Exercise instructions:
Every line holding the string "frac" should be gathered.

--- Begin Dataset content ---

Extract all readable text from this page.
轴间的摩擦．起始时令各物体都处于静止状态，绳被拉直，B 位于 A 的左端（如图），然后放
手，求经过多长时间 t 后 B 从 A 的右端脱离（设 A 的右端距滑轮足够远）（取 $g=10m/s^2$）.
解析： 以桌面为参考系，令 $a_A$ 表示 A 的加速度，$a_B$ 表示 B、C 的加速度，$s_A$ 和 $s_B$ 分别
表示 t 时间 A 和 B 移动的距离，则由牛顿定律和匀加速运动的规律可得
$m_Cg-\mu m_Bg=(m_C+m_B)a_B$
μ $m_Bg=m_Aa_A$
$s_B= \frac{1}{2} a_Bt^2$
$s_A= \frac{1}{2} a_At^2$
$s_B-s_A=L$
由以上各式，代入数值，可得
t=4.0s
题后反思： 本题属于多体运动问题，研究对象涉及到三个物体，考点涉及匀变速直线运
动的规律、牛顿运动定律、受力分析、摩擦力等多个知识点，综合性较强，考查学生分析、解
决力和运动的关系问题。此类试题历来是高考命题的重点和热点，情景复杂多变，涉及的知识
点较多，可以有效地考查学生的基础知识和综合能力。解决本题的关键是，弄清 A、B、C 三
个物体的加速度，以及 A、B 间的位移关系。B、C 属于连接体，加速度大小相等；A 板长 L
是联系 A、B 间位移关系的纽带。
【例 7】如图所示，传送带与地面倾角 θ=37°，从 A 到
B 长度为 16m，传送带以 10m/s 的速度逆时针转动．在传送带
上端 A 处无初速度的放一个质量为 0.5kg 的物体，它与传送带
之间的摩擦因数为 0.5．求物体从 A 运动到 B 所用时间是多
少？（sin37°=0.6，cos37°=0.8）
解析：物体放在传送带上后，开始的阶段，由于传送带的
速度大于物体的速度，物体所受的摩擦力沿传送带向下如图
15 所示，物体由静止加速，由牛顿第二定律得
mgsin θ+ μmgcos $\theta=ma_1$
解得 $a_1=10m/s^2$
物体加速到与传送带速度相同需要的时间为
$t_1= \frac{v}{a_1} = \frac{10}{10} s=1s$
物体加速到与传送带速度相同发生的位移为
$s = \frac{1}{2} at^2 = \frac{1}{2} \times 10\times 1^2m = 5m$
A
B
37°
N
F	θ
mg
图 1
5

--- End Dataset content ---

The response:
$s_B= \frac{1}{2} a_Bt^2$
$s_A= \frac{1}{2} a_At^2$
$t_1= \frac{v}{a_1} = \frac{10}{10} s=1s$
$s = \frac{1}{2} at^2 = \frac{1}{2} \times 10\times 1^2m = 5m$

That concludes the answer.